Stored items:
-- BEGIN --
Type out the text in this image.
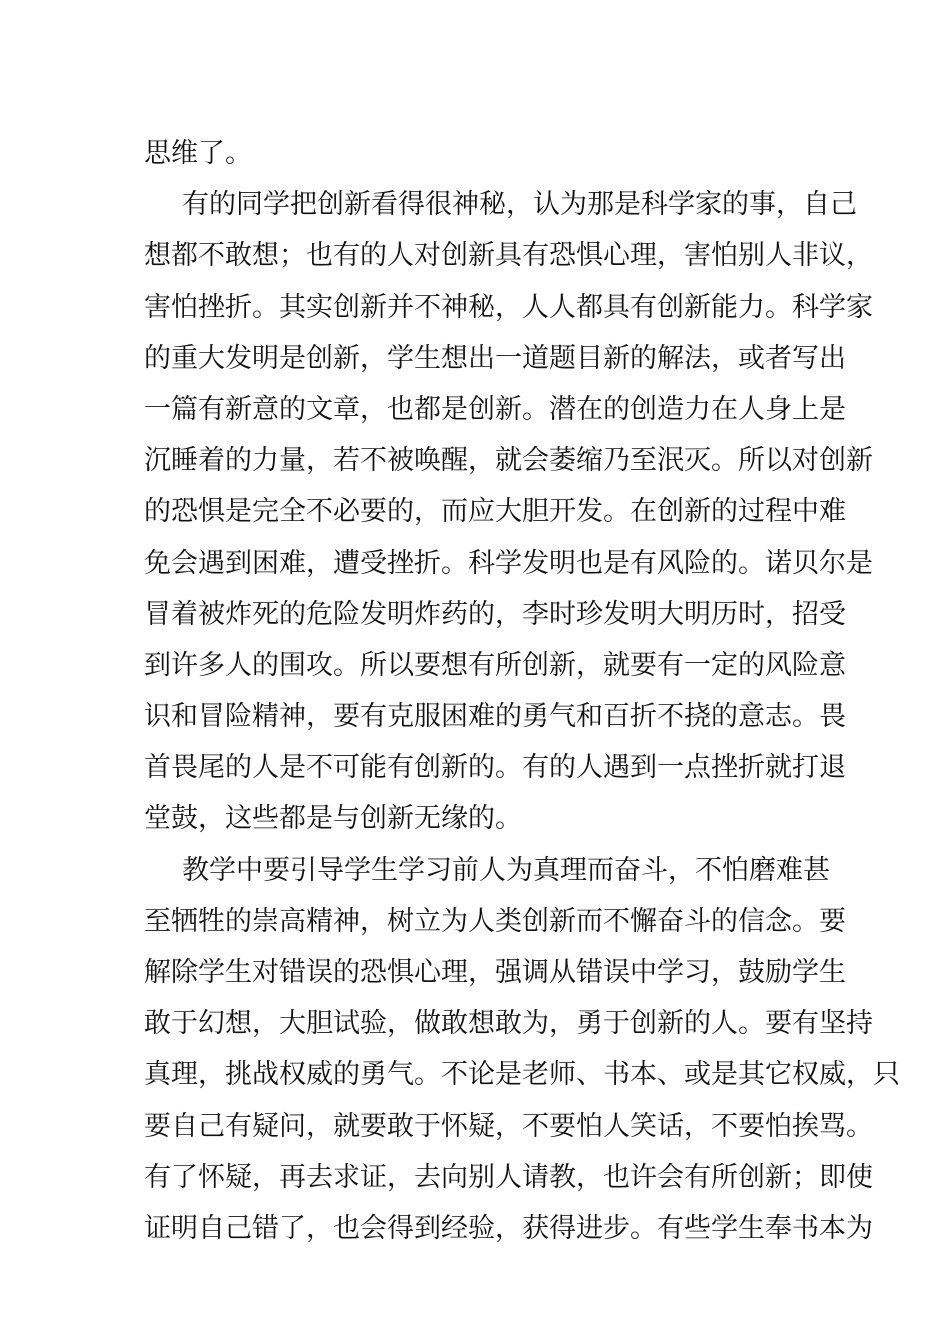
思维了。
有的同学把创新看得很神秘，认为那是科学家的事，自己
想都不敢想；也有的人对创新具有恐惧心理，害怕别人非议，
害怕挫折。其实创新并不神秘，人人都具有创新能力。科学家
的重大发明是创新，学生想出一道题目新的解法，或者写出
一篇有新意的文章，也都是创新。潜在的创造力在人身上是
沉睡着的力量，若不被唤醒，就会萎缩乃至泯灭。所以对创新
的恐惧是完全不必要的，而应大胆开发。在创新的过程中难
免会遇到困难，遭受挫折。科学发明也是有风险的。诺贝尔是
冒着被炸死的危险发明炸药的，李时珍发明大明历时，招受
到许多人的围攻。所以要想有所创新，就要有一定的风险意
识和冒险精神，要有克服困难的勇气和百折不挠的意志。畏
首畏尾的人是不可能有创新的。有的人遇到一点挫折就打退
堂鼓，这些都是与创新无缘的。
教学中要引导学生学习前人为真理而奋斗，不怕磨难甚
至牺牲的崇高精神，树立为人类创新而不懈奋斗的信念。要
解除学生对错误的恐惧心理，强调从错误中学习，鼓励学生
敢于幻想，大胆试验，做敢想敢为，勇于创新的人。要有坚持
真理，挑战权威的勇气。不论是老师、书本、或是其它权威，只
要自己有疑问，就要敢于怀疑，不要怕人笑话，不要怕挨骂。
有了怀疑，再去求证，去向别人请教，也许会有所创新；即使
证明自己错了，也会得到经验，获得进步。有些学生奉书本为
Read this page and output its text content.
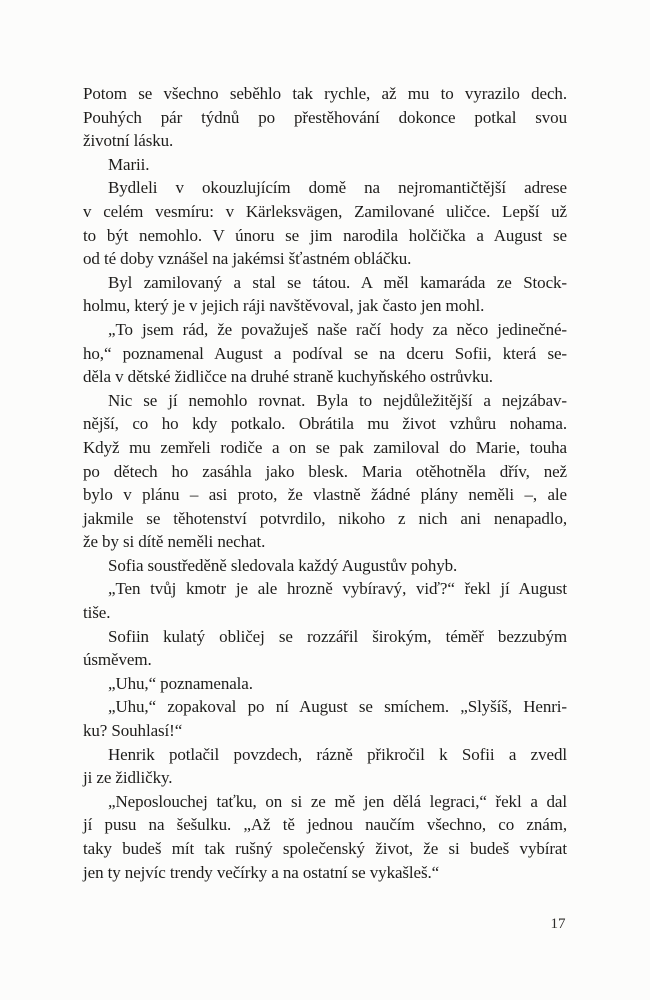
Potom se všechno seběhlo tak rychle, až mu to vyrazilo dech.
Pouhých pár týdnů po přestěhování dokonce potkal svou
životní lásku.
Marii.
Bydleli v okouzlujícím domě na nejromantičtější adrese
v celém vesmíru: v Kärleksvägen, Zamilované uličce. Lepší už
to být nemohlo. V únoru se jim narodila holčička a August se
od té doby vznášel na jakémsi šťastném obláčku.
Byl zamilovaný a stal se tátou. A měl kamaráda ze Stock-
holmu, který je v jejich ráji navštěvoval, jak často jen mohl.
„To jsem rád, že považuješ naše račí hody za něco jedinečné-
ho,“ poznamenal August a podíval se na dceru Sofii, která se-
děla v dětské židličce na druhé straně kuchyňského ostrůvku.
Nic se jí nemohlo rovnat. Byla to nejdůležitější a nejzábav-
nější, co ho kdy potkalo. Obrátila mu život vzhůru nohama.
Když mu zemřeli rodiče a on se pak zamiloval do Marie, touha
po dětech ho zasáhla jako blesk. Maria otěhotněla dřív, než
bylo v plánu – asi proto, že vlastně žádné plány neměli –, ale
jakmile se těhotenství potvrdilo, nikoho z nich ani nenapadlo,
že by si dítě neměli nechat.
Sofia soustředěně sledovala každý Augustův pohyb.
„Ten tvůj kmotr je ale hrozně vybíravý, viď?“ řekl jí August
tiše.
Sofiin kulatý obličej se rozzářil širokým, téměř bezzubým
úsměvem.
„Uhu,“ poznamenala.
„Uhu,“ zopakoval po ní August se smíchem. „Slyšíš, Henri-
ku? Souhlasí!“
Henrik potlačil povzdech, rázně přikročil k Sofii a zvedl
ji ze židličky.
„Neposlouchej taťku, on si ze mě jen dělá legraci,“ řekl a dal
jí pusu na šešulku. „Až tě jednou naučím všechno, co znám,
taky budeš mít tak rušný společenský život, že si budeš vybírat
jen ty nejvíc trendy večírky a na ostatní se vykašleš.“
17
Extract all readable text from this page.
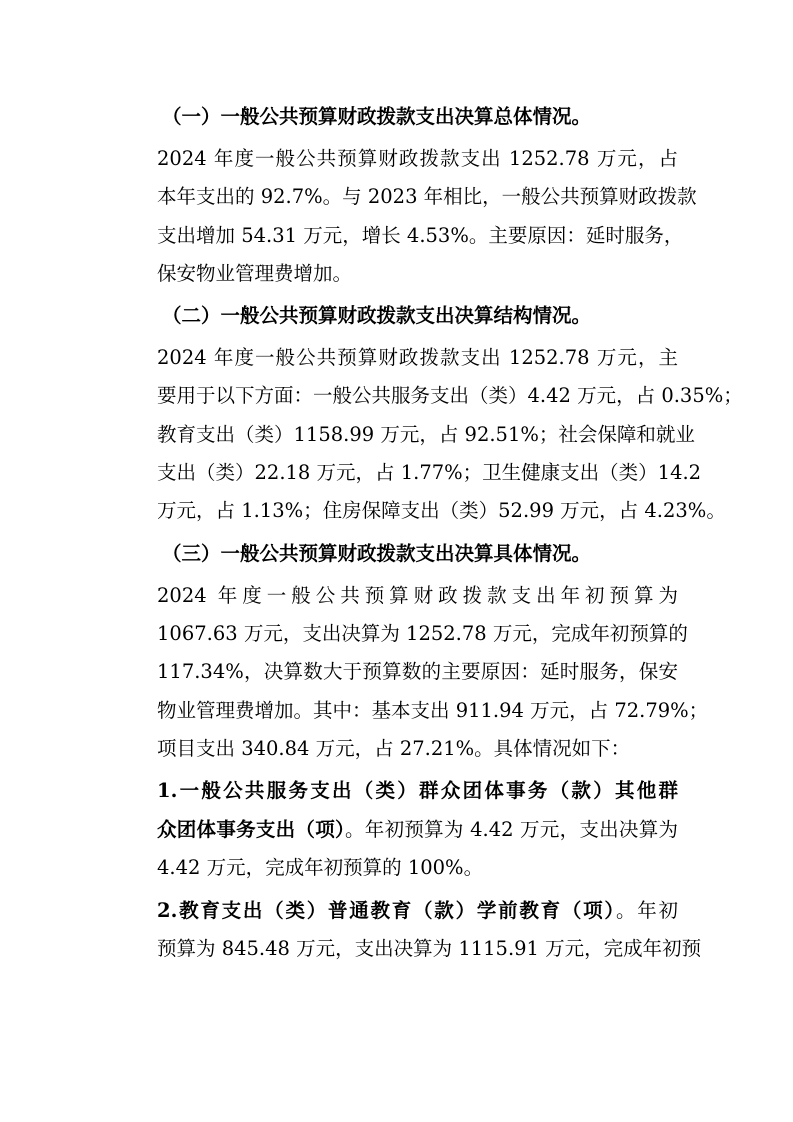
（一）一般公共预算财政拨款支出决算总体情况。

2024 年度一般公共预算财政拨款支出 1252.78 万元，占
本年支出的 92.7%。与 2023 年相比，一般公共预算财政拨款
支出增加 54.31 万元，增长 4.53%。主要原因：延时服务，
保安物业管理费增加。

（二）一般公共预算财政拨款支出决算结构情况。

2024 年度一般公共预算财政拨款支出 1252.78 万元，主
要用于以下方面：一般公共服务支出（类）4.42 万元，占 0.35%；
教育支出（类）1158.99 万元，占 92.51%；社会保障和就业
支出（类）22.18 万元，占 1.77%；卫生健康支出（类）14.2
万元，占 1.13%；住房保障支出（类）52.99 万元，占 4.23%。

（三）一般公共预算财政拨款支出决算具体情况。

2024 年度一般公共预算财政拨款支出年初预算为
1067.63 万元，支出决算为 1252.78 万元，完成年初预算的
117.34%，决算数大于预算数的主要原因：延时服务，保安
物业管理费增加。其中：基本支出 911.94 万元，占 72.79%；
项目支出 340.84 万元，占 27.21%。具体情况如下：

1.一般公共服务支出（类）群众团体事务（款）其他群
众团体事务支出（项）。年初预算为 4.42 万元，支出决算为
4.42 万元，完成年初预算的 100%。

2.教育支出（类）普通教育（款）学前教育（项）。年初
预算为 845.48 万元，支出决算为 1115.91 万元，完成年初预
-- END --
To be done:
Exclude all images and restate the records above word for word.

Task output:
Type out the text in this image.
思维了。
有的同学把创新看得很神秘，认为那是科学家的事，自己
想都不敢想；也有的人对创新具有恐惧心理，害怕别人非议，
害怕挫折。其实创新并不神秘，人人都具有创新能力。科学家
的重大发明是创新，学生想出一道题目新的解法，或者写出
一篇有新意的文章，也都是创新。潜在的创造力在人身上是
沉睡着的力量，若不被唤醒，就会萎缩乃至泯灭。所以对创新
的恐惧是完全不必要的，而应大胆开发。在创新的过程中难
免会遇到困难，遭受挫折。科学发明也是有风险的。诺贝尔是
冒着被炸死的危险发明炸药的，李时珍发明大明历时，招受
到许多人的围攻。所以要想有所创新，就要有一定的风险意
识和冒险精神，要有克服困难的勇气和百折不挠的意志。畏
首畏尾的人是不可能有创新的。有的人遇到一点挫折就打退
堂鼓，这些都是与创新无缘的。
教学中要引导学生学习前人为真理而奋斗，不怕磨难甚
至牺牲的崇高精神，树立为人类创新而不懈奋斗的信念。要
解除学生对错误的恐惧心理，强调从错误中学习，鼓励学生
敢于幻想，大胆试验，做敢想敢为，勇于创新的人。要有坚持
真理，挑战权威的勇气。不论是老师、书本、或是其它权威，只
要自己有疑问，就要敢于怀疑，不要怕人笑话，不要怕挨骂。
有了怀疑，再去求证，去向别人请教，也许会有所创新；即使
证明自己错了，也会得到经验，获得进步。有些学生奉书本为
Read this page and output its text content.
Potom se všechno seběhlo tak rychle, až mu to vyrazilo dech.
Pouhých pár týdnů po přestěhování dokonce potkal svou
životní lásku.
Marii.
Bydleli v okouzlujícím domě na nejromantičtější adrese
v celém vesmíru: v Kärleksvägen, Zamilované uličce. Lepší už
to být nemohlo. V únoru se jim narodila holčička a August se
od té doby vznášel na jakémsi šťastném obláčku.
Byl zamilovaný a stal se tátou. A měl kamaráda ze Stock-
holmu, který je v jejich ráji navštěvoval, jak často jen mohl.
„To jsem rád, že považuješ naše račí hody za něco jedinečné-
ho,“ poznamenal August a podíval se na dceru Sofii, která se-
děla v dětské židličce na druhé straně kuchyňského ostrůvku.
Nic se jí nemohlo rovnat. Byla to nejdůležitější a nejzábav-
nější, co ho kdy potkalo. Obrátila mu život vzhůru nohama.
Když mu zemřeli rodiče a on se pak zamiloval do Marie, touha
po dětech ho zasáhla jako blesk. Maria otěhotněla dřív, než
bylo v plánu – asi proto, že vlastně žádné plány neměli –, ale
jakmile se těhotenství potvrdilo, nikoho z nich ani nenapadlo,
že by si dítě neměli nechat.
Sofia soustředěně sledovala každý Augustův pohyb.
„Ten tvůj kmotr je ale hrozně vybíravý, viď?“ řekl jí August
tiše.
Sofiin kulatý obličej se rozzářil širokým, téměř bezzubým
úsměvem.
„Uhu,“ poznamenala.
„Uhu,“ zopakoval po ní August se smíchem. „Slyšíš, Henri-
ku? Souhlasí!“
Henrik potlačil povzdech, rázně přikročil k Sofii a zvedl
ji ze židličky.
„Neposlouchej taťku, on si ze mě jen dělá legraci,“ řekl a dal
jí pusu na šešulku. „Až tě jednou naučím všechno, co znám,
taky budeš mít tak rušný společenský život, že si budeš vybírat
jen ty nejvíc trendy večírky a na ostatní se vykašleš.“
17
Extract all readable text from this page.
（一）一般公共预算财政拨款支出决算总体情况。

2024 年度一般公共预算财政拨款支出 1252.78 万元，占
本年支出的 92.7%。与 2023 年相比，一般公共预算财政拨款
支出增加 54.31 万元，增长 4.53%。主要原因：延时服务，
保安物业管理费增加。

（二）一般公共预算财政拨款支出决算结构情况。

2024 年度一般公共预算财政拨款支出 1252.78 万元，主
要用于以下方面：一般公共服务支出（类）4.42 万元，占 0.35%；
教育支出（类）1158.99 万元，占 92.51%；社会保障和就业
支出（类）22.18 万元，占 1.77%；卫生健康支出（类）14.2
万元，占 1.13%；住房保障支出（类）52.99 万元，占 4.23%。

（三）一般公共预算财政拨款支出决算具体情况。

2024 年度一般公共预算财政拨款支出年初预算为
1067.63 万元，支出决算为 1252.78 万元，完成年初预算的
117.34%，决算数大于预算数的主要原因：延时服务，保安
物业管理费增加。其中：基本支出 911.94 万元，占 72.79%；
项目支出 340.84 万元，占 27.21%。具体情况如下：

1.一般公共服务支出（类）群众团体事务（款）其他群
众团体事务支出（项）。年初预算为 4.42 万元，支出决算为
4.42 万元，完成年初预算的 100%。

2.教育支出（类）普通教育（款）学前教育（项）。年初
预算为 845.48 万元，支出决算为 1115.91 万元，完成年初预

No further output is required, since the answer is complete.